*TEXT EXTRACT:*

An important consequence of subnetting is that different parts of the internet see the world differently. From outside our hypothetical campus, routers see a single network. In the example above, routers outside the campus see the collection of networks in Figure 77 as just the network 128.96, and they keep one entry in their forwarding tables to tell them how to reach it. Routers within the campus, however, need to be able to route packets to the right subnet. Thus, not all parts of the internet see exactly the same routing information. This is an example of an aggregation of routing information, which is fundamental to scaling of the routing system. The next section shows how aggregation can be taken to another level.

Classless Addressing

Subnetting has a counterpart, sometimes called supernetting, but more often called Classless Interdomain Routing or CIDR, pronounced “cider.” CIDR takes the subnetting idea to its logical conclusion by essentially doing away with address classes altogether. Why isn’t subnetting alone sufficient? In essence, subnetting only allows us to split a classful address among multiple subnets, while CIDR allows us to coalesce several classful addresses into a single “supernet.” This further tackles the address space inefficiency noted above, and does so in a way that keeps the routing system from being overloaded.

To see how the issues of address space efficiency and scalability of the routing system are coupled, consider the hypothetical case of a company whose network has 256 hosts on it. That is slightly too many for a Class C address, so you would be tempted to assign a class B. However, using up a chunk of address space that could address 65535 to address 256 hosts has an efficiency of only 256/65,535 = 0.39%. Even though subnetting can help us to assign addresses carefully, it does not get around the fact that any organization with more than 255 hosts, or an expectation of eventually having that many, wants a class B address.

The first way you might deal with this issue would be to refuse to give a class B address to any organization that requests one unless they can show a need for something close to 64K addresses, and instead giving them an appropriate number of class C addresses to cover the expected number of hosts. Since we would now be handing out address space in chunks of 256 addresses at a time, we could more accurately match the amount of address space consumed to the size of the organization. For any organization with at least 256 hosts, we can guarantee an address utilization of at least 50%, and typically much more. (Sadly, even if you can justify a request of a class B network number, don’t bother, because they were all spoken for long ago.)

*STORED DATA:*

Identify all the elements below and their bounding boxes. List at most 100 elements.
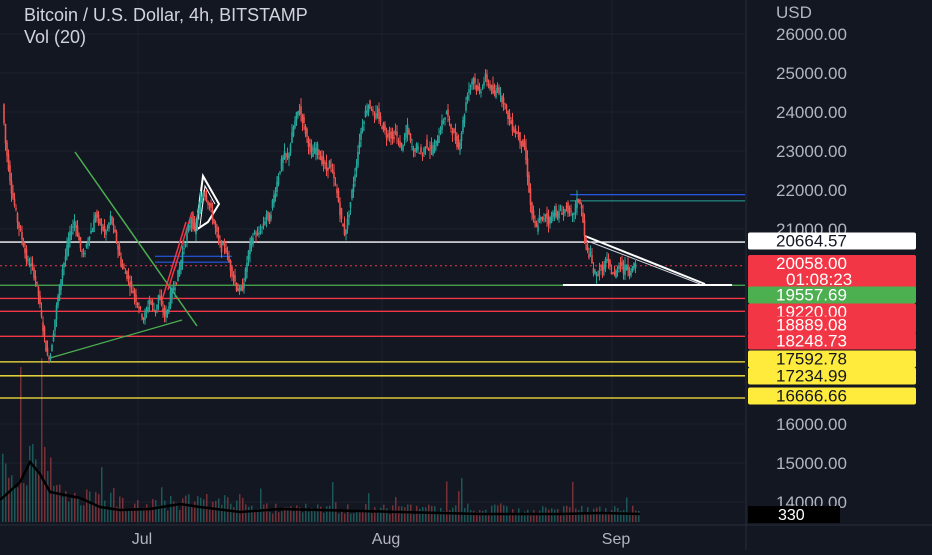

*REQUIRED TASK:* Return, word for word, the stretch of the classless addressing text that begins at the words "An important consequence" and stops after "to another level.".

*ANSWER:*
An important consequence of subnetting is that different parts of the internet see the world differently. From outside our hypothetical campus, routers see a single network. In the example above, routers outside the campus see the collection of networks in Figure 77 as just the network 128.96, and they keep one entry in their forwarding tables to tell them how to reach it. Routers within the campus, however, need to be able to route packets to the right subnet. Thus, not all parts of the internet see exactly the same routing information. This is an example of an aggregation of routing information, which is fundamental to scaling of the routing system. The next section shows how aggregation can be taken to another level.